**Instruction**.
Select the lines below containing the word "pula".

┌──

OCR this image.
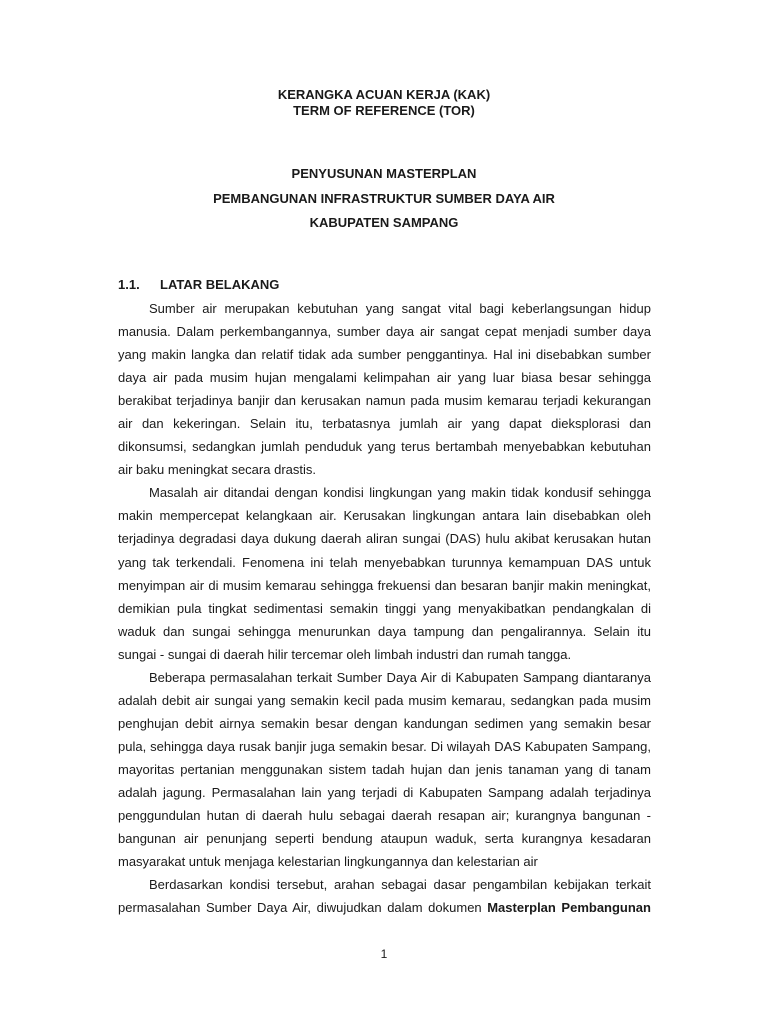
KERANGKA ACUAN KERJA (KAK)
TERM OF REFERENCE (TOR)
PENYUSUNAN MASTERPLAN
PEMBANGUNAN INFRASTRUKTUR SUMBER DAYA AIR
KABUPATEN SAMPANG
1.1. LATAR BELAKANG
Sumber air merupakan kebutuhan yang sangat vital bagi keberlangsungan hidup
manusia. Dalam perkembangannya, sumber daya air sangat cepat menjadi sumber daya
yang makin langka dan relatif tidak ada sumber penggantinya. Hal ini disebabkan sumber
daya air pada musim hujan mengalami kelimpahan air yang luar biasa besar sehingga
berakibat terjadinya banjir dan kerusakan namun pada musim kemarau terjadi kekurangan
air dan kekeringan. Selain itu, terbatasnya jumlah air yang dapat dieksplorasi dan
dikonsumsi, sedangkan jumlah penduduk yang terus bertambah menyebabkan kebutuhan
air baku meningkat secara drastis.
Masalah air ditandai dengan kondisi lingkungan yang makin tidak kondusif sehingga
makin mempercepat kelangkaan air. Kerusakan lingkungan antara lain disebabkan oleh
terjadinya degradasi daya dukung daerah aliran sungai (DAS) hulu akibat kerusakan hutan
yang tak terkendali. Fenomena ini telah menyebabkan turunnya kemampuan DAS untuk
menyimpan air di musim kemarau sehingga frekuensi dan besaran banjir makin meningkat,
demikian pula tingkat sedimentasi semakin tinggi yang menyakibatkan pendangkalan di
waduk dan sungai sehingga menurunkan daya tampung dan pengalirannya. Selain itu
sungai - sungai di daerah hilir tercemar oleh limbah industri dan rumah tangga.
Beberapa permasalahan terkait Sumber Daya Air di Kabupaten Sampang diantaranya
adalah debit air sungai yang semakin kecil pada musim kemarau, sedangkan pada musim
penghujan debit airnya semakin besar dengan kandungan sedimen yang semakin besar
pula, sehingga daya rusak banjir juga semakin besar. Di wilayah DAS Kabupaten Sampang,
mayoritas pertanian menggunakan sistem tadah hujan dan jenis tanaman yang di tanam
adalah jagung. Permasalahan lain yang terjadi di Kabupaten Sampang adalah terjadinya
penggundulan hutan di daerah hulu sebagai daerah resapan air; kurangnya bangunan -
bangunan air penunjang seperti bendung ataupun waduk, serta kurangnya kesadaran
masyarakat untuk menjaga kelestarian lingkungannya dan kelestarian air
Berdasarkan kondisi tersebut, arahan sebagai dasar pengambilan kebijakan terkait
permasalahan Sumber Daya Air, diwujudkan dalam dokumen Masterplan Pembangunan
1
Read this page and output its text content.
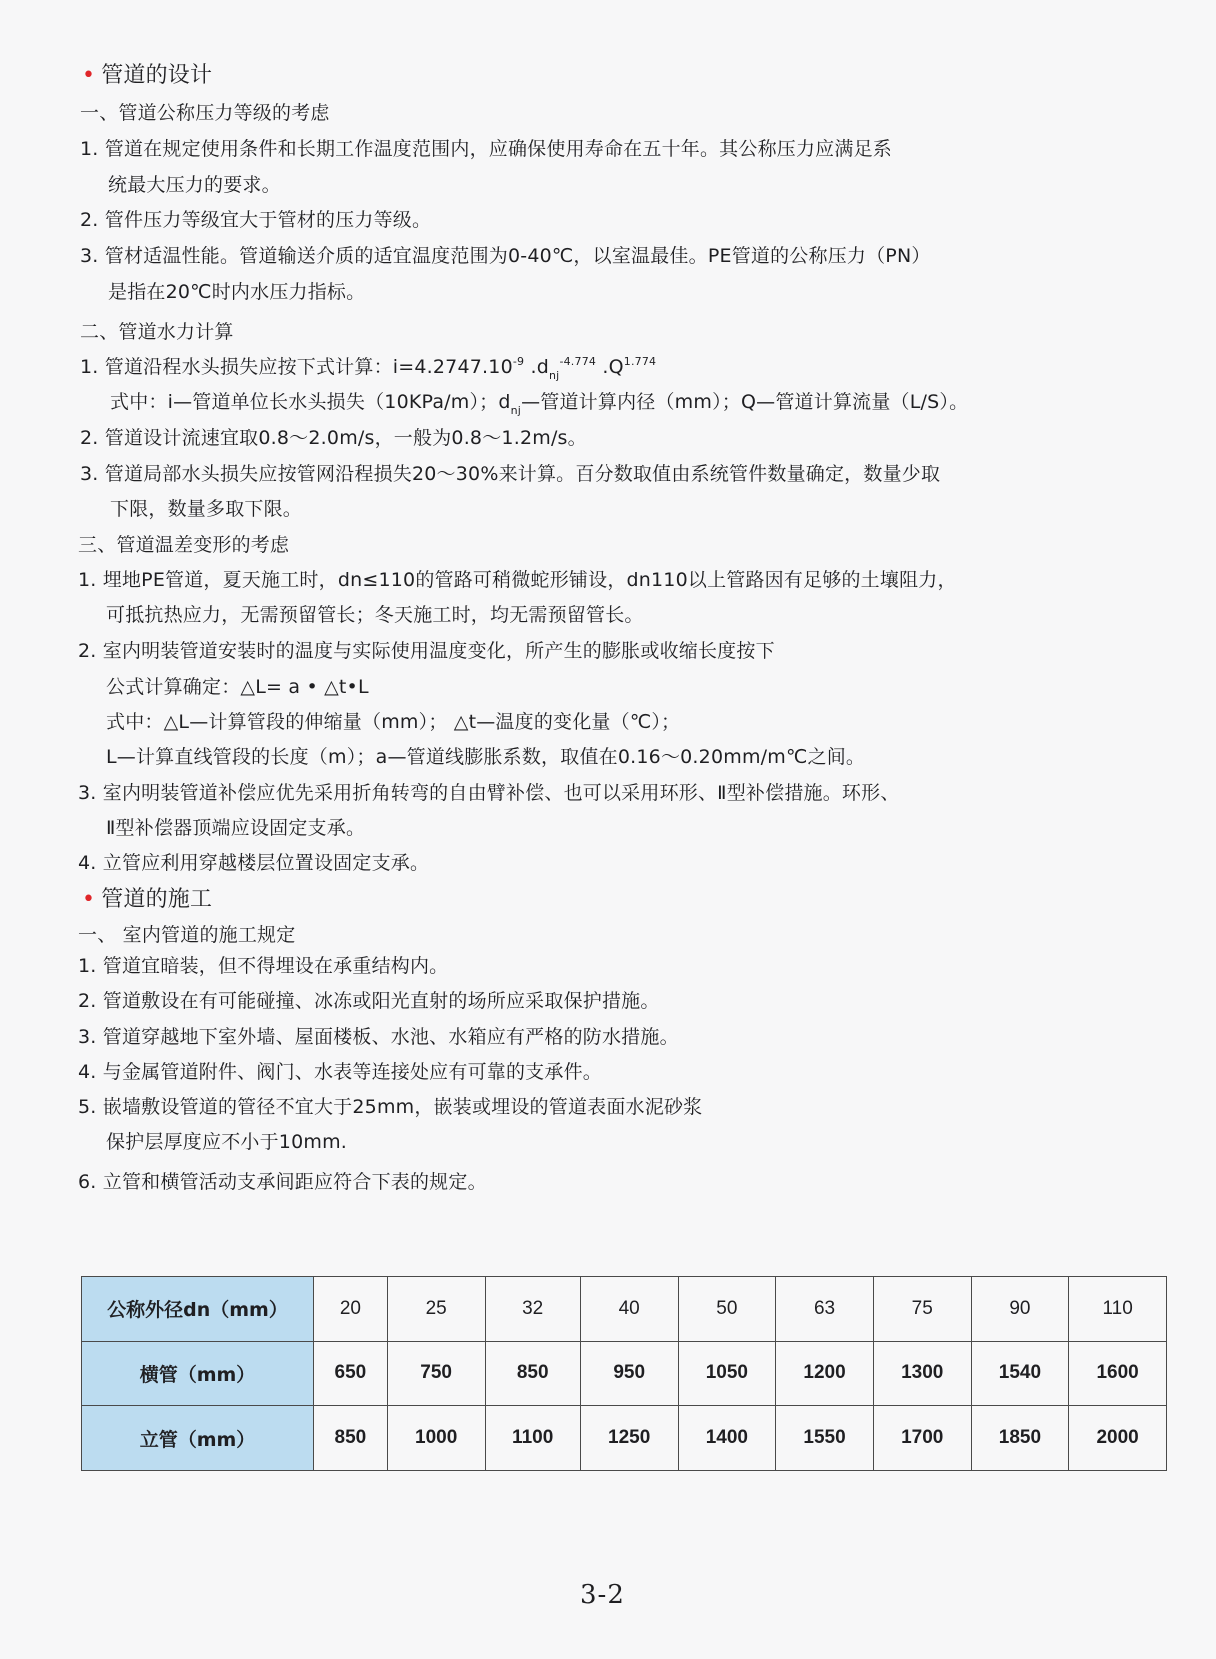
• 管道的设计
一、管道公称压力等级的考虑
1. 管道在规定使用条件和长期工作温度范围内，应确保使用寿命在五十年。其公称压力应满足系
统最大压力的要求。
2. 管件压力等级宜大于管材的压力等级。
3. 管材适温性能。管道输送介质的适宜温度范围为0-40℃，以室温最佳。PE管道的公称压力（PN）
是指在20℃时内水压力指标。
二、管道水力计算
1. 管道沿程水头损失应按下式计算：$i=4.2747.10^{-9}$ $.d_{nj}^{-4.774}$ $.Q^{1.774}$
式中：i—管道单位长水头损失（10KPa/m）；$d_{nj}—$管道计算内径（mm）；Q—管道计算流量（L/S）。
2. 管道设计流速宜取0.8～2.0m/s，一般为0.8～1.2m/s。
3. 管道局部水头损失应按管网沿程损失20～30%来计算。百分数取值由系统管件数量确定，数量少取
下限，数量多取下限。
三、管道温差变形的考虑
1. 埋地PE管道，夏天施工时，dn≤110的管路可稍微蛇形铺设，dn110以上管路因有足够的土壤阻力，
可抵抗热应力，无需预留管长；冬天施工时，均无需预留管长。
2. 室内明装管道安装时的温度与实际使用温度变化，所产生的膨胀或收缩长度按下
公式计算确定：△L= a • △t•L
式中：△L—计算管段的伸缩量（mm）； △t—温度的变化量（℃）；
L—计算直线管段的长度（m）；a—管道线膨胀系数，取值在0.16～0.20mm/m℃之间。
3. 室内明装管道补偿应优先采用折角转弯的自由臂补偿、也可以采用环形、Ⅱ型补偿措施。环形、
Ⅱ型补偿器顶端应设固定支承。
4. 立管应利用穿越楼层位置设固定支承。
• 管道的施工
一、 室内管道的施工规定
1. 管道宜暗装，但不得埋设在承重结构内。
2. 管道敷设在有可能碰撞、冰冻或阳光直射的场所应采取保护措施。
3. 管道穿越地下室外墙、屋面楼板、水池、水箱应有严格的防水措施。
4. 与金属管道附件、阀门、水表等连接处应有可靠的支承件。
5. 嵌墙敷设管道的管径不宜大于25mm，嵌装或埋设的管道表面水泥砂浆
保护层厚度应不小于10mm.
6. 立管和横管活动支承间距应符合下表的规定。
公称外径dn（mm）	20	25	32	40	50	63	75	90	110
横管（mm）	650	750	850	950	1050	1200	1300	1540	1600
立管（mm）	850	1000	1100	1250	1400	1550	1700	1850	2000
3-2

└──

**Task result**.
demikian pula tingkat sedimentasi semakin tinggi yang menyakibatkan pendangkalan di
pula, sehingga daya rusak banjir juga semakin besar. Di wilayah DAS Kabupaten Sampang,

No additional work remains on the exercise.